Dataset records on visual material
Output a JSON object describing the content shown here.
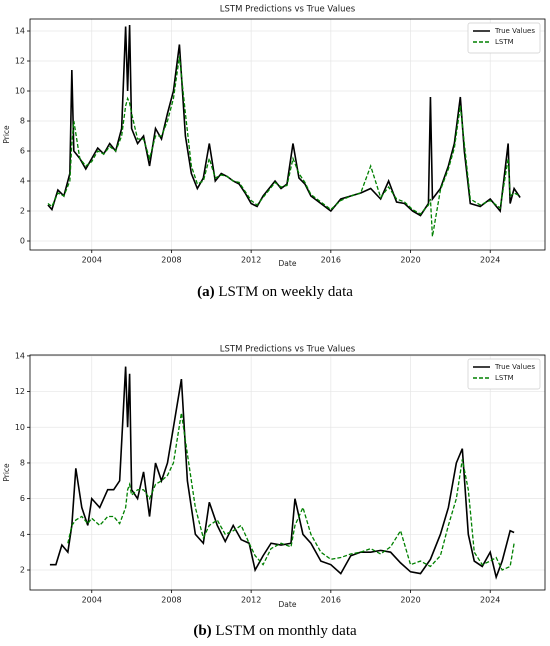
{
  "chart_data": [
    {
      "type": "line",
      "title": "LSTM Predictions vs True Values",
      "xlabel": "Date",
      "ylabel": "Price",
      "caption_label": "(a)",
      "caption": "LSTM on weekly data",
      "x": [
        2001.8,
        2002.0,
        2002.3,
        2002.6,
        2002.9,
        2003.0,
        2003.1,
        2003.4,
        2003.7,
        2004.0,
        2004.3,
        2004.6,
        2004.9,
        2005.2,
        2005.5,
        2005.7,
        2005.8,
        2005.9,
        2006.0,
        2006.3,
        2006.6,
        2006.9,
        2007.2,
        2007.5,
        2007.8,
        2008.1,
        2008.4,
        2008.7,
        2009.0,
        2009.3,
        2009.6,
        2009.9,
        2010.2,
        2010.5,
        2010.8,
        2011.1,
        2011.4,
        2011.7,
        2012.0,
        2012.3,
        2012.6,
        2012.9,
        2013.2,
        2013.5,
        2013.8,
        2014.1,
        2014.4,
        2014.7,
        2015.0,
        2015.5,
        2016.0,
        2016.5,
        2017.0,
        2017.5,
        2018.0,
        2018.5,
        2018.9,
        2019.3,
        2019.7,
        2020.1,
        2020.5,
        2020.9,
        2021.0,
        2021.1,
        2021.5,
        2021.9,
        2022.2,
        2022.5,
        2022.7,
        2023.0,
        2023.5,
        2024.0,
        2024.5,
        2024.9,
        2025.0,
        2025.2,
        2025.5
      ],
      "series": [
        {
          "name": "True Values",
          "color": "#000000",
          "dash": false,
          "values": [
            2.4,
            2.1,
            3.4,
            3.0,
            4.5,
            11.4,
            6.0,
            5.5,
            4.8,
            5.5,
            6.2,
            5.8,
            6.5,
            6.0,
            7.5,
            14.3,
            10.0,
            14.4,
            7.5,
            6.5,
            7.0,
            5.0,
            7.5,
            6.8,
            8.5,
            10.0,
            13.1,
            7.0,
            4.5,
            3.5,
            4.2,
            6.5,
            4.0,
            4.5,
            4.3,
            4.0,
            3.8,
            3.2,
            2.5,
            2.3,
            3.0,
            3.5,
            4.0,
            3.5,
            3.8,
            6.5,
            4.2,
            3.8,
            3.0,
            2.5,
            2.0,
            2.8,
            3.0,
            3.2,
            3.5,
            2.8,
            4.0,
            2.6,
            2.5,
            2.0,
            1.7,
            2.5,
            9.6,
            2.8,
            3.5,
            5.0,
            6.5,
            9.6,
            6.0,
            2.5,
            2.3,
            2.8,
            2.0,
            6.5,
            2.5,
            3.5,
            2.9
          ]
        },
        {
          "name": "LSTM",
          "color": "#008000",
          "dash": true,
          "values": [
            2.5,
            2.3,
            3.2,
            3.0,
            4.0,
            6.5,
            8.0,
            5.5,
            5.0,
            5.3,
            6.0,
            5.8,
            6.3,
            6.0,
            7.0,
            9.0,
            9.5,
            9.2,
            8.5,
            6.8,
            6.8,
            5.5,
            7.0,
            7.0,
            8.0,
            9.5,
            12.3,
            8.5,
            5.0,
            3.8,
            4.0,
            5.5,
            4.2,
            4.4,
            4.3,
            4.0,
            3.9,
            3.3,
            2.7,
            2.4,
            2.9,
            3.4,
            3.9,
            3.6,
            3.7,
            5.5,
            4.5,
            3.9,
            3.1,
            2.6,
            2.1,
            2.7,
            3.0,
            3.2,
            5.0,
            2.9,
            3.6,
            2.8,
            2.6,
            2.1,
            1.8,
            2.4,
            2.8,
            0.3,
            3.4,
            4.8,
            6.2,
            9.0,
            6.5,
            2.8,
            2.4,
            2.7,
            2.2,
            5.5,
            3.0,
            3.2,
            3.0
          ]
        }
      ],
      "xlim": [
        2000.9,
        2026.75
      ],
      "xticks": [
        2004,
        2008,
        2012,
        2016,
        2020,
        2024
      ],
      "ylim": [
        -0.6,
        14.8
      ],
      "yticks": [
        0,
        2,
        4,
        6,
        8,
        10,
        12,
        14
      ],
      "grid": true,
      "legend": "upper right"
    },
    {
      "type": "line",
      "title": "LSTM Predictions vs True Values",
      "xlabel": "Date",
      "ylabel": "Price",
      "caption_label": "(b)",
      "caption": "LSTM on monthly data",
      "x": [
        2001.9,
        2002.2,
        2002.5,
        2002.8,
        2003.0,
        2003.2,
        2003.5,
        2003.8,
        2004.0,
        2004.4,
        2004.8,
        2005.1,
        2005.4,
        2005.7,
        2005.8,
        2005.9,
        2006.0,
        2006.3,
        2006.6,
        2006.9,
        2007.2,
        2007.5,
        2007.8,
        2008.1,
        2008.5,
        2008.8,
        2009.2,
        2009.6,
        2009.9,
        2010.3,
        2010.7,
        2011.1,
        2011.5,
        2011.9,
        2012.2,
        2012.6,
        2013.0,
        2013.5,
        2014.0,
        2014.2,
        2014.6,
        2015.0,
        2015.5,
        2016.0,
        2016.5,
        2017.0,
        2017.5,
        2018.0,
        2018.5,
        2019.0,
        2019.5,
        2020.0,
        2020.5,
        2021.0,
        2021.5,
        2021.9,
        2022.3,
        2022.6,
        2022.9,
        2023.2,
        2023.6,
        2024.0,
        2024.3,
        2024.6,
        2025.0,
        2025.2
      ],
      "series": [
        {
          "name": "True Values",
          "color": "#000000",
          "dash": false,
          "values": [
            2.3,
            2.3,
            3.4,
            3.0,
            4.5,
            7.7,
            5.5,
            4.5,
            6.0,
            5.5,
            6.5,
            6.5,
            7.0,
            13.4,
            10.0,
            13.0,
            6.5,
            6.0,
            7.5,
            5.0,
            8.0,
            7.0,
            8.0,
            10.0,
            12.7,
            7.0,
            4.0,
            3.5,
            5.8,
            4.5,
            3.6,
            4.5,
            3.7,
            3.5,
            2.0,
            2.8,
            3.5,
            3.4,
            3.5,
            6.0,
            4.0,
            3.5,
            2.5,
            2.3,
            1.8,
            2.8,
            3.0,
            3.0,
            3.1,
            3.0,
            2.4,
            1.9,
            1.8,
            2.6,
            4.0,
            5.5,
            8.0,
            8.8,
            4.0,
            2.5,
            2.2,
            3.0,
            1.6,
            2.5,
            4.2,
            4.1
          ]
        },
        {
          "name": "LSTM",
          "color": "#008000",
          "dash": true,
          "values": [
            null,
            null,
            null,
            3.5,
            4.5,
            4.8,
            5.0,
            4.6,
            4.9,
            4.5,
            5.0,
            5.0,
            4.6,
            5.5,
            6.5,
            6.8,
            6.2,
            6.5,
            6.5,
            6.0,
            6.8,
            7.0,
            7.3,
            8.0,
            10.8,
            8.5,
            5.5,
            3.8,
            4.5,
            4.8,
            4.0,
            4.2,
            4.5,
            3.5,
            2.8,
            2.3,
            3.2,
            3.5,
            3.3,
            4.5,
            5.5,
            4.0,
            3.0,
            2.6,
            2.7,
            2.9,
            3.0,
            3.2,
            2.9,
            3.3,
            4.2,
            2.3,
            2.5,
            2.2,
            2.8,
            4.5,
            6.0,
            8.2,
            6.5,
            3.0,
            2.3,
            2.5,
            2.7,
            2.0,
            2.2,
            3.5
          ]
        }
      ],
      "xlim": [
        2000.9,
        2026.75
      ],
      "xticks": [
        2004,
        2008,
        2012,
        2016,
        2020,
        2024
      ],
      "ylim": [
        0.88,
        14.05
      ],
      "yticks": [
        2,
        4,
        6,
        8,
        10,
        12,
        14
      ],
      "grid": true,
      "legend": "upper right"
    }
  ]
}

■ Problem requirements ■
Copy out the whole listing exactly, and don't carry over any pictures.

■ Answer to the exercise ■
Output a JSON object describing the content shown here.
{
  "chart_data": [
    {
      "type": "line",
      "title": "LSTM Predictions vs True Values",
      "xlabel": "Date",
      "ylabel": "Price",
      "caption_label": "(a)",
      "caption": "LSTM on weekly data",
      "x": [
        2001.8,
        2002.0,
        2002.3,
        2002.6,
        2002.9,
        2003.0,
        2003.1,
        2003.4,
        2003.7,
        2004.0,
        2004.3,
        2004.6,
        2004.9,
        2005.2,
        2005.5,
        2005.7,
        2005.8,
        2005.9,
        2006.0,
        2006.3,
        2006.6,
        2006.9,
        2007.2,
        2007.5,
        2007.8,
        2008.1,
        2008.4,
        2008.7,
        2009.0,
        2009.3,
        2009.6,
        2009.9,
        2010.2,
        2010.5,
        2010.8,
        2011.1,
        2011.4,
        2011.7,
        2012.0,
        2012.3,
        2012.6,
        2012.9,
        2013.2,
        2013.5,
        2013.8,
        2014.1,
        2014.4,
        2014.7,
        2015.0,
        2015.5,
        2016.0,
        2016.5,
        2017.0,
        2017.5,
        2018.0,
        2018.5,
        2018.9,
        2019.3,
        2019.7,
        2020.1,
        2020.5,
        2020.9,
        2021.0,
        2021.1,
        2021.5,
        2021.9,
        2022.2,
        2022.5,
        2022.7,
        2023.0,
        2023.5,
        2024.0,
        2024.5,
        2024.9,
        2025.0,
        2025.2,
        2025.5
      ],
      "series": [
        {
          "name": "True Values",
          "color": "#000000",
          "dash": false,
          "values": [
            2.4,
            2.1,
            3.4,
            3.0,
            4.5,
            11.4,
            6.0,
            5.5,
            4.8,
            5.5,
            6.2,
            5.8,
            6.5,
            6.0,
            7.5,
            14.3,
            10.0,
            14.4,
            7.5,
            6.5,
            7.0,
            5.0,
            7.5,
            6.8,
            8.5,
            10.0,
            13.1,
            7.0,
            4.5,
            3.5,
            4.2,
            6.5,
            4.0,
            4.5,
            4.3,
            4.0,
            3.8,
            3.2,
            2.5,
            2.3,
            3.0,
            3.5,
            4.0,
            3.5,
            3.8,
            6.5,
            4.2,
            3.8,
            3.0,
            2.5,
            2.0,
            2.8,
            3.0,
            3.2,
            3.5,
            2.8,
            4.0,
            2.6,
            2.5,
            2.0,
            1.7,
            2.5,
            9.6,
            2.8,
            3.5,
            5.0,
            6.5,
            9.6,
            6.0,
            2.5,
            2.3,
            2.8,
            2.0,
            6.5,
            2.5,
            3.5,
            2.9
          ]
        },
        {
          "name": "LSTM",
          "color": "#008000",
          "dash": true,
          "values": [
            2.5,
            2.3,
            3.2,
            3.0,
            4.0,
            6.5,
            8.0,
            5.5,
            5.0,
            5.3,
            6.0,
            5.8,
            6.3,
            6.0,
            7.0,
            9.0,
            9.5,
            9.2,
            8.5,
            6.8,
            6.8,
            5.5,
            7.0,
            7.0,
            8.0,
            9.5,
            12.3,
            8.5,
            5.0,
            3.8,
            4.0,
            5.5,
            4.2,
            4.4,
            4.3,
            4.0,
            3.9,
            3.3,
            2.7,
            2.4,
            2.9,
            3.4,
            3.9,
            3.6,
            3.7,
            5.5,
            4.5,
            3.9,
            3.1,
            2.6,
            2.1,
            2.7,
            3.0,
            3.2,
            5.0,
            2.9,
            3.6,
            2.8,
            2.6,
            2.1,
            1.8,
            2.4,
            2.8,
            0.3,
            3.4,
            4.8,
            6.2,
            9.0,
            6.5,
            2.8,
            2.4,
            2.7,
            2.2,
            5.5,
            3.0,
            3.2,
            3.0
          ]
        }
      ],
      "xlim": [
        2000.9,
        2026.75
      ],
      "xticks": [
        2004,
        2008,
        2012,
        2016,
        2020,
        2024
      ],
      "ylim": [
        -0.6,
        14.8
      ],
      "yticks": [
        0,
        2,
        4,
        6,
        8,
        10,
        12,
        14
      ],
      "grid": true,
      "legend": "upper right"
    },
    {
      "type": "line",
      "title": "LSTM Predictions vs True Values",
      "xlabel": "Date",
      "ylabel": "Price",
      "caption_label": "(b)",
      "caption": "LSTM on monthly data",
      "x": [
        2001.9,
        2002.2,
        2002.5,
        2002.8,
        2003.0,
        2003.2,
        2003.5,
        2003.8,
        2004.0,
        2004.4,
        2004.8,
        2005.1,
        2005.4,
        2005.7,
        2005.8,
        2005.9,
        2006.0,
        2006.3,
        2006.6,
        2006.9,
        2007.2,
        2007.5,
        2007.8,
        2008.1,
        2008.5,
        2008.8,
        2009.2,
        2009.6,
        2009.9,
        2010.3,
        2010.7,
        2011.1,
        2011.5,
        2011.9,
        2012.2,
        2012.6,
        2013.0,
        2013.5,
        2014.0,
        2014.2,
        2014.6,
        2015.0,
        2015.5,
        2016.0,
        2016.5,
        2017.0,
        2017.5,
        2018.0,
        2018.5,
        2019.0,
        2019.5,
        2020.0,
        2020.5,
        2021.0,
        2021.5,
        2021.9,
        2022.3,
        2022.6,
        2022.9,
        2023.2,
        2023.6,
        2024.0,
        2024.3,
        2024.6,
        2025.0,
        2025.2
      ],
      "series": [
        {
          "name": "True Values",
          "color": "#000000",
          "dash": false,
          "values": [
            2.3,
            2.3,
            3.4,
            3.0,
            4.5,
            7.7,
            5.5,
            4.5,
            6.0,
            5.5,
            6.5,
            6.5,
            7.0,
            13.4,
            10.0,
            13.0,
            6.5,
            6.0,
            7.5,
            5.0,
            8.0,
            7.0,
            8.0,
            10.0,
            12.7,
            7.0,
            4.0,
            3.5,
            5.8,
            4.5,
            3.6,
            4.5,
            3.7,
            3.5,
            2.0,
            2.8,
            3.5,
            3.4,
            3.5,
            6.0,
            4.0,
            3.5,
            2.5,
            2.3,
            1.8,
            2.8,
            3.0,
            3.0,
            3.1,
            3.0,
            2.4,
            1.9,
            1.8,
            2.6,
            4.0,
            5.5,
            8.0,
            8.8,
            4.0,
            2.5,
            2.2,
            3.0,
            1.6,
            2.5,
            4.2,
            4.1
          ]
        },
        {
          "name": "LSTM",
          "color": "#008000",
          "dash": true,
          "values": [
            null,
            null,
            null,
            3.5,
            4.5,
            4.8,
            5.0,
            4.6,
            4.9,
            4.5,
            5.0,
            5.0,
            4.6,
            5.5,
            6.5,
            6.8,
            6.2,
            6.5,
            6.5,
            6.0,
            6.8,
            7.0,
            7.3,
            8.0,
            10.8,
            8.5,
            5.5,
            3.8,
            4.5,
            4.8,
            4.0,
            4.2,
            4.5,
            3.5,
            2.8,
            2.3,
            3.2,
            3.5,
            3.3,
            4.5,
            5.5,
            4.0,
            3.0,
            2.6,
            2.7,
            2.9,
            3.0,
            3.2,
            2.9,
            3.3,
            4.2,
            2.3,
            2.5,
            2.2,
            2.8,
            4.5,
            6.0,
            8.2,
            6.5,
            3.0,
            2.3,
            2.5,
            2.7,
            2.0,
            2.2,
            3.5
          ]
        }
      ],
      "xlim": [
        2000.9,
        2026.75
      ],
      "xticks": [
        2004,
        2008,
        2012,
        2016,
        2020,
        2024
      ],
      "ylim": [
        0.88,
        14.05
      ],
      "yticks": [
        2,
        4,
        6,
        8,
        10,
        12,
        14
      ],
      "grid": true,
      "legend": "upper right"
    }
  ]
}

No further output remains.